*SELECTED EXCERPT:*
══════════
# Smoke detector recommendation - Difficult to find detectors with good reviews



## chandler48 (Jun 5, 2017)

Look at the UL rating and not customer reviews. Some customer reviews are just sour grapes. They are not indicative of real time testing. The QA you are worried about does not come from customers, but from the testing.


----------



## Drachenfire (Jun 6, 2017)

I have had First Alert in my home for 10+ years and have had no issues.


----------



## LanterDan (Jul 3, 2006)

Sorry, but this query reminded me of this:










From xkcd.


----------



## SPS-1 (Oct 21, 2008)

Drachenfire said:


> I have had First Alert in my home for 10+ years and have had no issues.


 They say the useful life of a smoke detector is 10 years, and should be replaced after that.
https://blog.allstate.com/is-your-smoke-alarm-expired-this-and-other-important-maintenance-tips/

Some smoke detectors now have 10 year batteries. When the battery dies, its time to replace the detector.

Not sure how home-owners are able to write reviews of a smoke detector unless they had a real fire. My guess is that they put them just outside of their bathroom and then complain that it goes off after a long hot shower. Or goes off when they burn a roast. Its supposed to do that.


----------



## GrayHair (Apr 9, 2015)

SPS-1 said:


> They say the useful life of a smoke detector is 10 years, and should be replaced after that...


For a number of years the National Fire Alarm Code (NFPA 72) has limited their service life to 10 years. And it holds true for both smoke alarms (stand-alone and interconnected residential) and smoke detectors (used with a fire alarm control panel).

When I replaced the Smoke Detector where I live, I added a label with the "replace by" date.
══════════
*Dataset rows:*
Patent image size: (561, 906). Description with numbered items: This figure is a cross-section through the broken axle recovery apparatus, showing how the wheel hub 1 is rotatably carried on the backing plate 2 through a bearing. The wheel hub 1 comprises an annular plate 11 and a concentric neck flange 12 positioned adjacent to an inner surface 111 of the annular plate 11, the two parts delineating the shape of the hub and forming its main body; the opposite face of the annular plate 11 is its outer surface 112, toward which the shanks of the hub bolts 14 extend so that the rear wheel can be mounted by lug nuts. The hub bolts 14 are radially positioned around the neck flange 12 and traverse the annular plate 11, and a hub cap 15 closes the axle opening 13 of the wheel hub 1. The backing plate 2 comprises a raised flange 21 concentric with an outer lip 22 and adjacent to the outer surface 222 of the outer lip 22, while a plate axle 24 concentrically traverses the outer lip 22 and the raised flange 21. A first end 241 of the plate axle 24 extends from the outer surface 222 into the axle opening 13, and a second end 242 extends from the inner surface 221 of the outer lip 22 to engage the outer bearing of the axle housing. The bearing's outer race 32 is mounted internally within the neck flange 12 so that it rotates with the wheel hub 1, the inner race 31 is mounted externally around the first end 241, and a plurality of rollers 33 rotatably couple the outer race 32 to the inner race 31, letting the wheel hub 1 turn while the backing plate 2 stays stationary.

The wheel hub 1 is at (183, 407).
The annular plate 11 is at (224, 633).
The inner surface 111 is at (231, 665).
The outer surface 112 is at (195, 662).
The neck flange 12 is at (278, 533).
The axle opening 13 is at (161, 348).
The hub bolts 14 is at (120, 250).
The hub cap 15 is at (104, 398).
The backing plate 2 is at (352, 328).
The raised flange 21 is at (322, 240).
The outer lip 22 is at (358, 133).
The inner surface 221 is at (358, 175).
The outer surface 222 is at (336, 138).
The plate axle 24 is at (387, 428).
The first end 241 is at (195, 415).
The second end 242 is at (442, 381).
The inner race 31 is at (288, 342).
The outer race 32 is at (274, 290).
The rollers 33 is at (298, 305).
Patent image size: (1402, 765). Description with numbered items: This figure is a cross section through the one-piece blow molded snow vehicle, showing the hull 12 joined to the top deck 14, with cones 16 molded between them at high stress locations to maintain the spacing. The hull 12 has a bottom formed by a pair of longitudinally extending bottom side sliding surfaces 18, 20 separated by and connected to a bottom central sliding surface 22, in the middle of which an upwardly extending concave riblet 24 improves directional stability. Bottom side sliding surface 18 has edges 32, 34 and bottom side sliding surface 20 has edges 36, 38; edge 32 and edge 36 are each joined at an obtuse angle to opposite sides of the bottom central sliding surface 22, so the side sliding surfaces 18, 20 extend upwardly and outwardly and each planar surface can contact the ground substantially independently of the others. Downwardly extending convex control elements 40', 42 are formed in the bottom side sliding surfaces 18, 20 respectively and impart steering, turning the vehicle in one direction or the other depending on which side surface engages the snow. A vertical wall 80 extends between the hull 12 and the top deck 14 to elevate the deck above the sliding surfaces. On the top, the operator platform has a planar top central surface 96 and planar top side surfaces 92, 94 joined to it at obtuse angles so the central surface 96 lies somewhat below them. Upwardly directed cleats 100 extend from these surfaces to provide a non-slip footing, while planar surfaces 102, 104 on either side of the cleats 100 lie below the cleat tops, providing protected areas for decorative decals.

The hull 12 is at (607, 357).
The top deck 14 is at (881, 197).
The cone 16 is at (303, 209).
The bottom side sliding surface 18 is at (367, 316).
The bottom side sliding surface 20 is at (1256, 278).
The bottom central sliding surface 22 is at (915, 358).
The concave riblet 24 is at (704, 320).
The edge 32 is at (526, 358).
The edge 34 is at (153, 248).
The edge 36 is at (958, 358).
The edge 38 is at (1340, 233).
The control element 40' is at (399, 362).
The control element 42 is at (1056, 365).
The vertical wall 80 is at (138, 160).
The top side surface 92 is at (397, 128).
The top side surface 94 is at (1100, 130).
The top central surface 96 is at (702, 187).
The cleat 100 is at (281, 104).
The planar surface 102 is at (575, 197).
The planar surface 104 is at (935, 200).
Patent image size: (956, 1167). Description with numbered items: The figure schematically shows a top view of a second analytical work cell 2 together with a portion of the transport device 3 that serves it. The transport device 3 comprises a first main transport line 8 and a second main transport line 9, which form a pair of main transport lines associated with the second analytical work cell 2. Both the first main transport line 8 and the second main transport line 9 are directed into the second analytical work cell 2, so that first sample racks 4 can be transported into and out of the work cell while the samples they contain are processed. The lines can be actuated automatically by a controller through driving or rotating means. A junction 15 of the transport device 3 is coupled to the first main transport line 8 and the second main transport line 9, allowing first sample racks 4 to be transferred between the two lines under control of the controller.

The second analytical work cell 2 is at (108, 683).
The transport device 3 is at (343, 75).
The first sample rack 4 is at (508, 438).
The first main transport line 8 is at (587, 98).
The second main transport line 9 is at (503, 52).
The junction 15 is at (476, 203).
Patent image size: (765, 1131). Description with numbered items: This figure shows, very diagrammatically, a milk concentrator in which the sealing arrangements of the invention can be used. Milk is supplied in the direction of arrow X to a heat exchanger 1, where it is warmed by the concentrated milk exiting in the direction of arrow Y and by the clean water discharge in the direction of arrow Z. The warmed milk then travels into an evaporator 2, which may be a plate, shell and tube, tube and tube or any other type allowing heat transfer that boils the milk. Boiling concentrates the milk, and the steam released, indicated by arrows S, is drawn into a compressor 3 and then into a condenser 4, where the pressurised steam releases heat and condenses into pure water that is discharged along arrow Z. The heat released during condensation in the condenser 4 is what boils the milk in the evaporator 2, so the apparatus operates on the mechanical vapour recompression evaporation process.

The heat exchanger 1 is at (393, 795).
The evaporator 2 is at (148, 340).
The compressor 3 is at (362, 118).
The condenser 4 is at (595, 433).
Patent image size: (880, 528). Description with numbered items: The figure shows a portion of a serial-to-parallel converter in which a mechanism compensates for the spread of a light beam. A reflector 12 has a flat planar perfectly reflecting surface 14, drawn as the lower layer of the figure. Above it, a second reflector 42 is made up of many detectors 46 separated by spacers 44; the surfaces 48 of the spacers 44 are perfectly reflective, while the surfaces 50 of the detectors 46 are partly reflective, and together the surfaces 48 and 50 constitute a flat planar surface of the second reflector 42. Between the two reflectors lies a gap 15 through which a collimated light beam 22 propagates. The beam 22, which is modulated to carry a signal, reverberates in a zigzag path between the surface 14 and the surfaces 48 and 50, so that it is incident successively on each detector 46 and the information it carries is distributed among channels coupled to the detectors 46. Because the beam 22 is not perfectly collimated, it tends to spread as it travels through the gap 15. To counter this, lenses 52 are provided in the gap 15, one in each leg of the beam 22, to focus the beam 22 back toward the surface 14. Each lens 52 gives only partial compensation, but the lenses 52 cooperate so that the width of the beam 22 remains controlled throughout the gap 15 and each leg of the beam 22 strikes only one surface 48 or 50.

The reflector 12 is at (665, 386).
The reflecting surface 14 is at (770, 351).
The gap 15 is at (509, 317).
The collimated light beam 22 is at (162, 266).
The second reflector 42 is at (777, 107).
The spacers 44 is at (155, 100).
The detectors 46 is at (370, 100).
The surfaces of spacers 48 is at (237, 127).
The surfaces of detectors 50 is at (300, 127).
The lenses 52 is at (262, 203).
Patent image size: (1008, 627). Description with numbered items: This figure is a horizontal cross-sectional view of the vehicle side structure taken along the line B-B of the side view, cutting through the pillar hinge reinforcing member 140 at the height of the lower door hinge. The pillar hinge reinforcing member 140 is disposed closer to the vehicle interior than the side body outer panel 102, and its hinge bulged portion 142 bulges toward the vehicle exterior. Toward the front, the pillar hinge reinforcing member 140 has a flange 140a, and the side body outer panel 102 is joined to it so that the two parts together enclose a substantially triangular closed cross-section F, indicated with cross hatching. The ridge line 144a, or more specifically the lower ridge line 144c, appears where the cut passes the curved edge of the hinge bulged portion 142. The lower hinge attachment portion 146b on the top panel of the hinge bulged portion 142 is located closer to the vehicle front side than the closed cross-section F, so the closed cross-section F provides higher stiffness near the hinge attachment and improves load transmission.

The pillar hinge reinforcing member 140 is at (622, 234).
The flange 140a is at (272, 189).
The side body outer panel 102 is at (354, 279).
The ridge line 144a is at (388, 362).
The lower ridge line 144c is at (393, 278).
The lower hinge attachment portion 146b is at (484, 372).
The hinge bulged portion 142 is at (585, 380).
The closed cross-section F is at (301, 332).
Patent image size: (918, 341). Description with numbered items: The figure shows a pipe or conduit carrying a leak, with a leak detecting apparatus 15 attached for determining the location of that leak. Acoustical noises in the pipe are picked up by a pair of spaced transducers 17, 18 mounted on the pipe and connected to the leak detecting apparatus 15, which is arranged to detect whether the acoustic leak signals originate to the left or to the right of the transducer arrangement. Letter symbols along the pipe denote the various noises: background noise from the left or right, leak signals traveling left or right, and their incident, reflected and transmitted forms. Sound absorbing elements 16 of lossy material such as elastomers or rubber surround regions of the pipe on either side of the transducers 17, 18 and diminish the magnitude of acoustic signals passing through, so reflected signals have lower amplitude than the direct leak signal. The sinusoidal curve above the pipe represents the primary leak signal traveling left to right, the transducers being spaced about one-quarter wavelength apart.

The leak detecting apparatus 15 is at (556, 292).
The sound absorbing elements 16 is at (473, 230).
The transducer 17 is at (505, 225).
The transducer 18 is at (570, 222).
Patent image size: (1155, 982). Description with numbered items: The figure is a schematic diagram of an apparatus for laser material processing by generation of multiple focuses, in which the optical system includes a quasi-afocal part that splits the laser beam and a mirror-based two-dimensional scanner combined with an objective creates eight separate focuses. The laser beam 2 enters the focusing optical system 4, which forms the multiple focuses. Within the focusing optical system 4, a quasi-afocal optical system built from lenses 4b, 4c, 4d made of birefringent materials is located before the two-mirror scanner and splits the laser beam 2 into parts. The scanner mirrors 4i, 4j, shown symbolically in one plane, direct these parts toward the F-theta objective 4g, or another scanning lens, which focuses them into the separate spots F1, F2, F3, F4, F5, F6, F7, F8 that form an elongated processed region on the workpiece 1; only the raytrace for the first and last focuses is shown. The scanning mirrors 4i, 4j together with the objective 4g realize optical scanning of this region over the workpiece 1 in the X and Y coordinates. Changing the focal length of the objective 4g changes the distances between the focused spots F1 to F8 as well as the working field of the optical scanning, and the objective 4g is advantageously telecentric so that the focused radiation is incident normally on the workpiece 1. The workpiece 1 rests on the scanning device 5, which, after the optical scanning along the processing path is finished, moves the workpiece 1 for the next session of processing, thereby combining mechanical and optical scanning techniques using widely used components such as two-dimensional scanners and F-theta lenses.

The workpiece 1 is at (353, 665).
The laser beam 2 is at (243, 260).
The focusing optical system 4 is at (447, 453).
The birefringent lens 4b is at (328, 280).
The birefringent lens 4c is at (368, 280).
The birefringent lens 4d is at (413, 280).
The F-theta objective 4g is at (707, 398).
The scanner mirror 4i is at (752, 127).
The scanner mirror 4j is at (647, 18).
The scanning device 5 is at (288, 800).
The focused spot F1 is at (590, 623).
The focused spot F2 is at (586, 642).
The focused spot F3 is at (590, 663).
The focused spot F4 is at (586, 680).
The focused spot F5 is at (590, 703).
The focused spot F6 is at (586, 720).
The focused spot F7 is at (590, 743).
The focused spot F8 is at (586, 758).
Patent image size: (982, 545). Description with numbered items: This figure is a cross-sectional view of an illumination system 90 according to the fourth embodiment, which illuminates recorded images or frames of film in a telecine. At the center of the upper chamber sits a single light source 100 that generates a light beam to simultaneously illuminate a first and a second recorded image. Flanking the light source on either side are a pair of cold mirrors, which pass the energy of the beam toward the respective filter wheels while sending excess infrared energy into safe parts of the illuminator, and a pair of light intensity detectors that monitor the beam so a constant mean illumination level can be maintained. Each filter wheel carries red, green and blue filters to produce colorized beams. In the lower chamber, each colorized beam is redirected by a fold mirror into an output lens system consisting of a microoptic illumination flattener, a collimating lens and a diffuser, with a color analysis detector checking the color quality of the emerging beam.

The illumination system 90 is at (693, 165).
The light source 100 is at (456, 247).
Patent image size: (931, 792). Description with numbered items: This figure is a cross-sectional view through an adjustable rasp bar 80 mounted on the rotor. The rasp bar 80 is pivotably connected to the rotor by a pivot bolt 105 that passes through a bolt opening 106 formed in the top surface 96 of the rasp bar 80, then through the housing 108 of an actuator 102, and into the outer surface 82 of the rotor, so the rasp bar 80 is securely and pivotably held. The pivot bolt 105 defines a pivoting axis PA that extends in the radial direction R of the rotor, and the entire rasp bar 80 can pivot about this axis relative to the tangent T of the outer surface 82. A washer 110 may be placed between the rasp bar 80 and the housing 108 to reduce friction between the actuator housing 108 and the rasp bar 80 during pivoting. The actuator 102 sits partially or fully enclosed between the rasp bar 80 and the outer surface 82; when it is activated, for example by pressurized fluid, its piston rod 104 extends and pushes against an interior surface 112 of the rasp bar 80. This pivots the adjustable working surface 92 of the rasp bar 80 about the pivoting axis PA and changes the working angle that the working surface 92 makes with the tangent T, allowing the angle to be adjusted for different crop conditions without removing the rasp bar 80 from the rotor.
══════════
*AIM:* From the smoke detector thread above, reproduce word for word the passage that begins at "For a number" and ends after "alarm control panel).".

*EXPECTED OUTPUT:*
For a number of years the National Fire Alarm Code (NFPA 72) has limited their service life to 10 years. And it holds true for both smoke alarms (stand-alone and interconnected residential) and smoke detectors (used with a fire alarm control panel).